» **TO DO**: In the entries that follow, find the word "Smart" and report each line it is on.

Stored records
=-=-=-=-=
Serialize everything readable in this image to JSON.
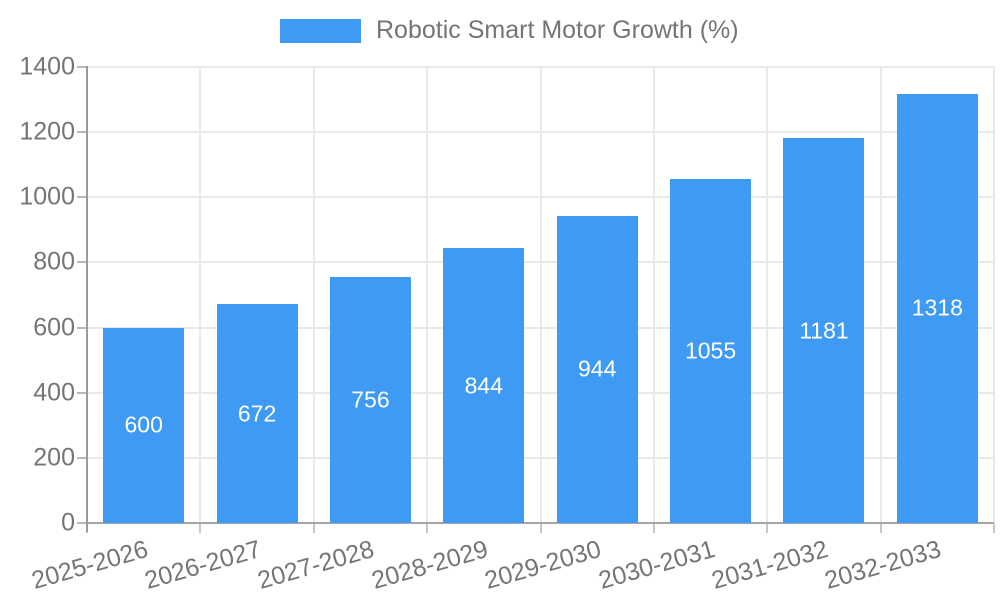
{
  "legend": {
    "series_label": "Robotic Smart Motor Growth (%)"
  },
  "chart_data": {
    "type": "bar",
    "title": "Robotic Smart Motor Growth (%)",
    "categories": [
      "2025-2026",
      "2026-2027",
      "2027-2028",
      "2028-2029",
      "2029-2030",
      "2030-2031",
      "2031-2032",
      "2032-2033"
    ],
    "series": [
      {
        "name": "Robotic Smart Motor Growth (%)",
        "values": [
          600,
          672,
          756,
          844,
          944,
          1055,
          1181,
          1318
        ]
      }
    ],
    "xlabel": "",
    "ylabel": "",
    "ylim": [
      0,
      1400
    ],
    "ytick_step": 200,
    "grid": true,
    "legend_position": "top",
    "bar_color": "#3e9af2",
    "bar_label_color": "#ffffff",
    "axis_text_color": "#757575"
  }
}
=-=-=-=-=
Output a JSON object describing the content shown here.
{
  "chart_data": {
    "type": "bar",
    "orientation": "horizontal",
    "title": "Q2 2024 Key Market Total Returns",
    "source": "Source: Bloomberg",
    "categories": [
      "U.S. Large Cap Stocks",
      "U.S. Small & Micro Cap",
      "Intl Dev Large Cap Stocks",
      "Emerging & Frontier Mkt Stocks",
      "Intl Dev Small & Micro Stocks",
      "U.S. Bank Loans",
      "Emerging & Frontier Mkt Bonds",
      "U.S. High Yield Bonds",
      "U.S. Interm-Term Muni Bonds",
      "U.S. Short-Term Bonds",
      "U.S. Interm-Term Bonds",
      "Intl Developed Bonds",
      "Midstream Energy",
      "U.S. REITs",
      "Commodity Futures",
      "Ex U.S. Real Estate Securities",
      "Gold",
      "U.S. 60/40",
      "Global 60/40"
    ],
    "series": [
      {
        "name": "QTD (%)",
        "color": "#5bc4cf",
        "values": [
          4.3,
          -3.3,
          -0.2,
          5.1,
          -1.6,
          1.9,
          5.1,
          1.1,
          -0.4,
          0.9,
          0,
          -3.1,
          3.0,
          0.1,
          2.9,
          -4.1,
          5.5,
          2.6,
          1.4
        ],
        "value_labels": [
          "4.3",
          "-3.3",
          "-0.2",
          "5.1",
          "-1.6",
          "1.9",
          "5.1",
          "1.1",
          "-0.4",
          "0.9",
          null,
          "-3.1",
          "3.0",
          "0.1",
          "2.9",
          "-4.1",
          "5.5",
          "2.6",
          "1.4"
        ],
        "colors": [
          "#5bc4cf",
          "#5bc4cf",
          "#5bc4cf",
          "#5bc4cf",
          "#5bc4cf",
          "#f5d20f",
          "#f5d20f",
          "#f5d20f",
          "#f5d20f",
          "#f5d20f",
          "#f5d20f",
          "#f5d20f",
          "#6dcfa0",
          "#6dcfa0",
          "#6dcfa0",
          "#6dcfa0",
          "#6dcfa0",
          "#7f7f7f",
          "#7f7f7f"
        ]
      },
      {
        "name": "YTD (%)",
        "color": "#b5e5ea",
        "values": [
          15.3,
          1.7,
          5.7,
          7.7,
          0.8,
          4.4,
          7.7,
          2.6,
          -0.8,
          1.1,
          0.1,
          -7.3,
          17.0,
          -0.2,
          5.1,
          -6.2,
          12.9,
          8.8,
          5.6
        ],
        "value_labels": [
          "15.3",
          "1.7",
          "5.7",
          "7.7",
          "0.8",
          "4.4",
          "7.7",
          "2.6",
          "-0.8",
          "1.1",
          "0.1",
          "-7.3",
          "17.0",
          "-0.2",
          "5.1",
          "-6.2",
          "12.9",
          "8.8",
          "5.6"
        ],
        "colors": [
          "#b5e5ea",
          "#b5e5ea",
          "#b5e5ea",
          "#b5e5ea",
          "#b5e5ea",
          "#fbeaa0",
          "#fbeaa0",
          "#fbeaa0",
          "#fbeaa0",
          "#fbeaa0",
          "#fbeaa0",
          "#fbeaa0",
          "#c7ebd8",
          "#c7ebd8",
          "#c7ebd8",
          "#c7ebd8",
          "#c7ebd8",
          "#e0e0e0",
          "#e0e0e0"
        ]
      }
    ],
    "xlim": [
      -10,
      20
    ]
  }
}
=-=-=-=-=
» **WRITTEN ANSWER**:
    "series_label": "Robotic Smart Motor Growth (%)"
    "title": "Robotic Smart Motor Growth (%)",
        "name": "Robotic Smart Motor Growth (%)",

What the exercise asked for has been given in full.